══ Input

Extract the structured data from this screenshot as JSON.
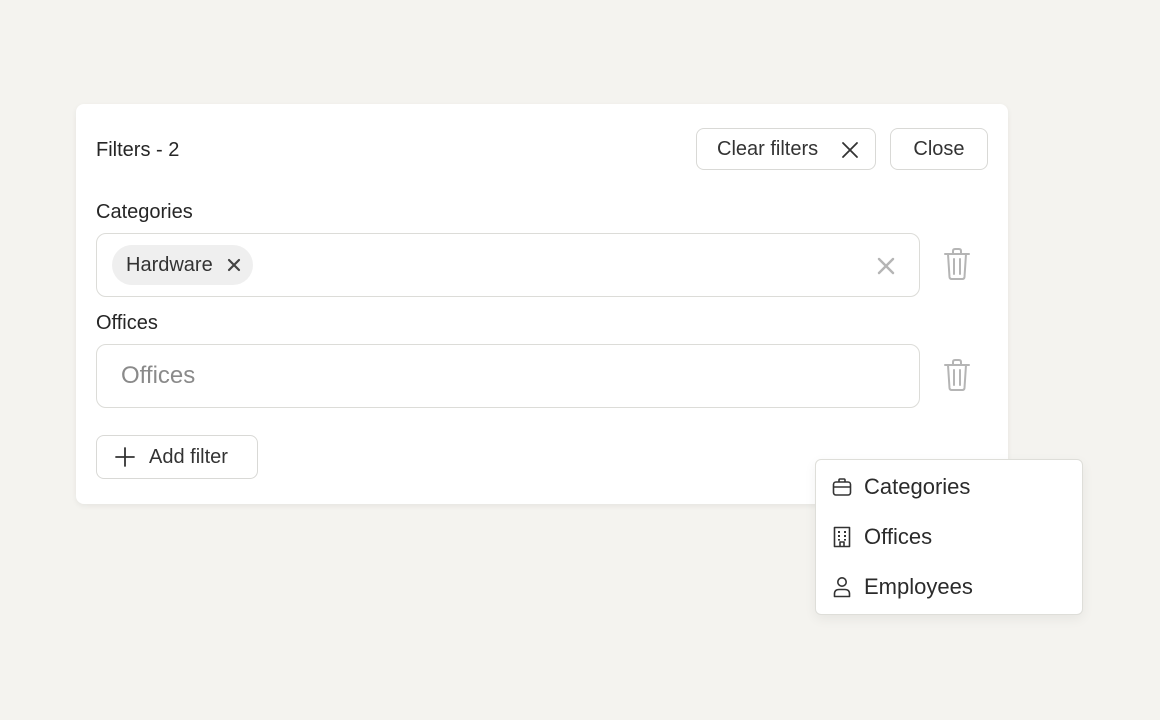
{
  "panel": {
    "title": "Filters - 2",
    "clear_filters_label": "Clear filters",
    "close_label": "Close"
  },
  "filters": [
    {
      "label": "Categories",
      "selected_chips": [
        "Hardware"
      ]
    },
    {
      "label": "Offices",
      "placeholder": "Offices",
      "value": ""
    }
  ],
  "add_filter_label": "Add filter",
  "dropdown": {
    "items": [
      {
        "label": "Categories",
        "icon": "briefcase-icon"
      },
      {
        "label": "Offices",
        "icon": "building-icon"
      },
      {
        "label": "Employees",
        "icon": "person-icon"
      }
    ]
  },
  "colors": {
    "background": "#f4f3ef",
    "panel": "#ffffff",
    "border": "#dcdcd8",
    "chip": "#efefef",
    "muted_icon": "#b5b5b5"
  }
}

════

What this task involves: Return all lines containing "Offices".

Correct output:
      "label": "Offices",
      "placeholder": "Offices",
        "label": "Offices",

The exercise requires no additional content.